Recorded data

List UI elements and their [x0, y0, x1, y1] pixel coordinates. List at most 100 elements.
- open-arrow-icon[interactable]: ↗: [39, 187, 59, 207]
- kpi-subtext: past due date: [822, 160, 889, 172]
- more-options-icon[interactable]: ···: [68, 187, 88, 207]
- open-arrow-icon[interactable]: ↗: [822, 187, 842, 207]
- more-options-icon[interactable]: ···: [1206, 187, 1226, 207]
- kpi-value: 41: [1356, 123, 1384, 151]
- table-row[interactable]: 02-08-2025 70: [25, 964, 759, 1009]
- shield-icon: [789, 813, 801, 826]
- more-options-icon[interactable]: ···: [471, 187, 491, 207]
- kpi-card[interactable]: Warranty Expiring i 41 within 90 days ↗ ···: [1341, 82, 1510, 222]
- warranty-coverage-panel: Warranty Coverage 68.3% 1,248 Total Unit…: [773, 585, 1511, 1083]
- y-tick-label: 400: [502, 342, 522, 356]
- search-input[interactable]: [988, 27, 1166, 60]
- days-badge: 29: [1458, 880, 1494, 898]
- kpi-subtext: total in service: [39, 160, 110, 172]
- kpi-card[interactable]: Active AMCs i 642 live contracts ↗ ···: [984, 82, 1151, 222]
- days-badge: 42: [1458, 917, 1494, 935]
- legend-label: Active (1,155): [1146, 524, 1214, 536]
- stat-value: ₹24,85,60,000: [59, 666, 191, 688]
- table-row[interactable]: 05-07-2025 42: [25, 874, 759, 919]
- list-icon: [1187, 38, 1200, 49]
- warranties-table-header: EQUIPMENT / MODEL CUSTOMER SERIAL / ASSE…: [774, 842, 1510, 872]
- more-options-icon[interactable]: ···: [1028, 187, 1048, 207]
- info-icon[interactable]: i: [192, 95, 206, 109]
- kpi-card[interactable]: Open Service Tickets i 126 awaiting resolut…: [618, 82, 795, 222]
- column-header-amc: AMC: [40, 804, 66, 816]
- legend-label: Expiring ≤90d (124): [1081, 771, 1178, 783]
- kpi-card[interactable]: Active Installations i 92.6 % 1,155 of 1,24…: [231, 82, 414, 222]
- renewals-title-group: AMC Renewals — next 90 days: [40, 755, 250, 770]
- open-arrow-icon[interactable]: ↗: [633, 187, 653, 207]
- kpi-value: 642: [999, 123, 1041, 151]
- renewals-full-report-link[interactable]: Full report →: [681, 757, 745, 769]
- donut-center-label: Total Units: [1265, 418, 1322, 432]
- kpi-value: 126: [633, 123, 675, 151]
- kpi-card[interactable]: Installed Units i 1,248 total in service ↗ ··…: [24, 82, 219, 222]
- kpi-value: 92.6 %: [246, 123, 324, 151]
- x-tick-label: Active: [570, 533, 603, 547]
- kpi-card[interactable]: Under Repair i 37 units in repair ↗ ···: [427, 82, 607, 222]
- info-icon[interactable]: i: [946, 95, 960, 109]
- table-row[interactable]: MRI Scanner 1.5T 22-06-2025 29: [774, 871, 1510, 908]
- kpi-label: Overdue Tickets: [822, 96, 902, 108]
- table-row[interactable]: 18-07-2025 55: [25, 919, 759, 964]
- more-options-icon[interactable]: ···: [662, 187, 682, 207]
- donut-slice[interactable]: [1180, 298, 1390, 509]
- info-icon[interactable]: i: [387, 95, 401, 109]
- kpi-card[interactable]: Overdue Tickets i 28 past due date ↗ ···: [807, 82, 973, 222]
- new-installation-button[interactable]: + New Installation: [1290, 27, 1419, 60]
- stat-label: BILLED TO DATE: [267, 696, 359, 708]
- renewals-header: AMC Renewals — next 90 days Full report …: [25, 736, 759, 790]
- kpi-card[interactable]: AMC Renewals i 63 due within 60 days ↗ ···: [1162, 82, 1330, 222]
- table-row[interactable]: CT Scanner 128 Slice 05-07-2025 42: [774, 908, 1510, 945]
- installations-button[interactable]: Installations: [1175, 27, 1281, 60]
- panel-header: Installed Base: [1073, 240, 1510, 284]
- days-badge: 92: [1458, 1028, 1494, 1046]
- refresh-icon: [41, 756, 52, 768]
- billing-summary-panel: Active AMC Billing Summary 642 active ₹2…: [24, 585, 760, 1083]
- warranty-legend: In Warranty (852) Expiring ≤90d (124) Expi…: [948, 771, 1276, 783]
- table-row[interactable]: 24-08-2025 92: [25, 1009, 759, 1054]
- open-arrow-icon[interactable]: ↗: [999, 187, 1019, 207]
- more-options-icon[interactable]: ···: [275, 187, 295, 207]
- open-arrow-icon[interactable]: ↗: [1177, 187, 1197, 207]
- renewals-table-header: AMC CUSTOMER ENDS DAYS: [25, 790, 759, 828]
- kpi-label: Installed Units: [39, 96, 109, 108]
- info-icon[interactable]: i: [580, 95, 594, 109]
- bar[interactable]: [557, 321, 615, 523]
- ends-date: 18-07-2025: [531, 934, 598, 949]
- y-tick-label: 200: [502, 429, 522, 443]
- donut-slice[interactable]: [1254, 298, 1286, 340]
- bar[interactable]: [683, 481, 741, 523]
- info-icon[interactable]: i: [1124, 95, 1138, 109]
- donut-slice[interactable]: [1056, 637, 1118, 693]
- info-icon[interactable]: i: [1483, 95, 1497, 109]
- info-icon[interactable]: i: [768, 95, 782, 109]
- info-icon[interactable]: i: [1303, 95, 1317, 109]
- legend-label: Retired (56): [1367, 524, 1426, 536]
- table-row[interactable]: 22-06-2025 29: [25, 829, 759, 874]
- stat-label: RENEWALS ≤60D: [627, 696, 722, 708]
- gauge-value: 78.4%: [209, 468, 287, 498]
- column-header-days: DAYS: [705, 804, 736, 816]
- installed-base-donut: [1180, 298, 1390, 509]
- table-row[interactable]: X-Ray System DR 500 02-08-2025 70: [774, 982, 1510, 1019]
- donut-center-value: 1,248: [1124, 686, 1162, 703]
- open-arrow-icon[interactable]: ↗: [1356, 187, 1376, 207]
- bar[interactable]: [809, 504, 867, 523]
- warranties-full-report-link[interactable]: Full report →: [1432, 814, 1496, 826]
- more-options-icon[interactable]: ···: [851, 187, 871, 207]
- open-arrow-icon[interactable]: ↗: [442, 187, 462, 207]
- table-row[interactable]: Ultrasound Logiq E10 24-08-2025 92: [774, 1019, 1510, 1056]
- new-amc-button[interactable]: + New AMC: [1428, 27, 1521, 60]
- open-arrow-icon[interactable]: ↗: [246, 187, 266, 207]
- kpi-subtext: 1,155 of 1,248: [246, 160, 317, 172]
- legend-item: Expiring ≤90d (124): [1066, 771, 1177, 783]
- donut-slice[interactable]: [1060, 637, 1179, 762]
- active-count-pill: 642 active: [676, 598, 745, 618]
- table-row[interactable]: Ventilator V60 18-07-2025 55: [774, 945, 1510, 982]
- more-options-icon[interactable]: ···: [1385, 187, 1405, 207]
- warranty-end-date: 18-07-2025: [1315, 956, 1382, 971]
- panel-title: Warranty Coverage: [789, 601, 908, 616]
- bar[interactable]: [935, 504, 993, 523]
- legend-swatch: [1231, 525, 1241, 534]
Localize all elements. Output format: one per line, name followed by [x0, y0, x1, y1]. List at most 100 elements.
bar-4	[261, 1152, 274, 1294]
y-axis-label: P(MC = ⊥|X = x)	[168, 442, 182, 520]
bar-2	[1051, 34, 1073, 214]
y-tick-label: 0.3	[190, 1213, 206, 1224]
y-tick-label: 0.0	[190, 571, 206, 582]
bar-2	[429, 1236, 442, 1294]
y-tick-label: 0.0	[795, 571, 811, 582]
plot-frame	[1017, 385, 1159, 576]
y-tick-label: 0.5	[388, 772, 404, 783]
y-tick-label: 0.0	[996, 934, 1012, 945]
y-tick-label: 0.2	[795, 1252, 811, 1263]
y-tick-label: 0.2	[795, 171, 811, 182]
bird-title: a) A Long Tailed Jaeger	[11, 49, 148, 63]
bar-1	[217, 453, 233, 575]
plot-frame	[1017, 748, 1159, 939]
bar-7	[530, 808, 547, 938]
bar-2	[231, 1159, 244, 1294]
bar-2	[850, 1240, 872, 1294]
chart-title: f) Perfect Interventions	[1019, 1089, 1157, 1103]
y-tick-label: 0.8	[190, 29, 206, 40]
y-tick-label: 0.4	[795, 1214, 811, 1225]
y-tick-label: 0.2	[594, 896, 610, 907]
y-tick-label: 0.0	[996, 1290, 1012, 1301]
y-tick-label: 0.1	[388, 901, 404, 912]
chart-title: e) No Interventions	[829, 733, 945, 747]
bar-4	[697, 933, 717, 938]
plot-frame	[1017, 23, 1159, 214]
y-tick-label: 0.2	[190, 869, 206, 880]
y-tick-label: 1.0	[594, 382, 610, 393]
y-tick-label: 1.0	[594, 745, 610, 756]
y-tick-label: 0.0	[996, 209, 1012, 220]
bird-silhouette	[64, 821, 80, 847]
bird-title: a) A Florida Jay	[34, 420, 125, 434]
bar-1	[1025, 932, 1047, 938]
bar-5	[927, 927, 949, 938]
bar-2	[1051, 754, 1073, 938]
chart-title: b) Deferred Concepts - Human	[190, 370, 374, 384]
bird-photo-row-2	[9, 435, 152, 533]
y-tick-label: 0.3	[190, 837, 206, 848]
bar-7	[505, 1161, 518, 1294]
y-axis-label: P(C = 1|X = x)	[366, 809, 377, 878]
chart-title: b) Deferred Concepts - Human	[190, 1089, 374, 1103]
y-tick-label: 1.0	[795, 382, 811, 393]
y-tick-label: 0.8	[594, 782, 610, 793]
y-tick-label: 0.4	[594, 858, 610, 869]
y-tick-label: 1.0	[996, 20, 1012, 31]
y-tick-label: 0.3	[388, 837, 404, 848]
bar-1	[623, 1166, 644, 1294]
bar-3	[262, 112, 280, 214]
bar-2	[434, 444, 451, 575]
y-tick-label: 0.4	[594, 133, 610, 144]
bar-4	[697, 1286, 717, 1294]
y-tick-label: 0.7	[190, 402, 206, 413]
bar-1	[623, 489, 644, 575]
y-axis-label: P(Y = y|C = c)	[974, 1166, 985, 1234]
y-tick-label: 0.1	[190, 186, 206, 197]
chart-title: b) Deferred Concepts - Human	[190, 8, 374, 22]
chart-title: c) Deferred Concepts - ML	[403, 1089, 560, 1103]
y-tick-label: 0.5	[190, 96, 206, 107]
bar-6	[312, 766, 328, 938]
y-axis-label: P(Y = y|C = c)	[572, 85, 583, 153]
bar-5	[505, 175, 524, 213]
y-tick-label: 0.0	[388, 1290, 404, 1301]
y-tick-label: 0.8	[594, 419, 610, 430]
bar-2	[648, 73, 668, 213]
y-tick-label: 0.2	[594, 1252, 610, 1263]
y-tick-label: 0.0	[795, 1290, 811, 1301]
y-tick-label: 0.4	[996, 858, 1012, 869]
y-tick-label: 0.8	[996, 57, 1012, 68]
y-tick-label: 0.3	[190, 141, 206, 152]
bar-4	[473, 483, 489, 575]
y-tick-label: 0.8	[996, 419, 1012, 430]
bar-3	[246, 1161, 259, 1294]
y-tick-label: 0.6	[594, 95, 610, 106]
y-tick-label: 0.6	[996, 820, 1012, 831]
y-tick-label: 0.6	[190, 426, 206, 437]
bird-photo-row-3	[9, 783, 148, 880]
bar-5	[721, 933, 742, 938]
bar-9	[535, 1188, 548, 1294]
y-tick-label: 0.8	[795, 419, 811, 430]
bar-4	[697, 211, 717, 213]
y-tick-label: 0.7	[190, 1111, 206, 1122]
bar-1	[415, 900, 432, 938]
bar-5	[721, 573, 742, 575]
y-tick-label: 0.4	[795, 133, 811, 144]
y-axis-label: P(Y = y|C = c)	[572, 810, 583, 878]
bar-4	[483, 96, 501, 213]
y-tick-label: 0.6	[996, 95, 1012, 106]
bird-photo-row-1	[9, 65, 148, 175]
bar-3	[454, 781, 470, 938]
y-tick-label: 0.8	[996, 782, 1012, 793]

The request
Copy word for word the lines of the recorded data starting at the very first line and ending at the line that contains "- open-arrow-icon[interactable]: ↗: [822, 187, 842, 207]", including both of those lines.

Written response
List UI elements and their [x0, y0, x1, y1] pixel coordinates. List at most 100 elements.
- open-arrow-icon[interactable]: ↗: [39, 187, 59, 207]
- kpi-subtext: past due date: [822, 160, 889, 172]
- more-options-icon[interactable]: ···: [68, 187, 88, 207]
- open-arrow-icon[interactable]: ↗: [822, 187, 842, 207]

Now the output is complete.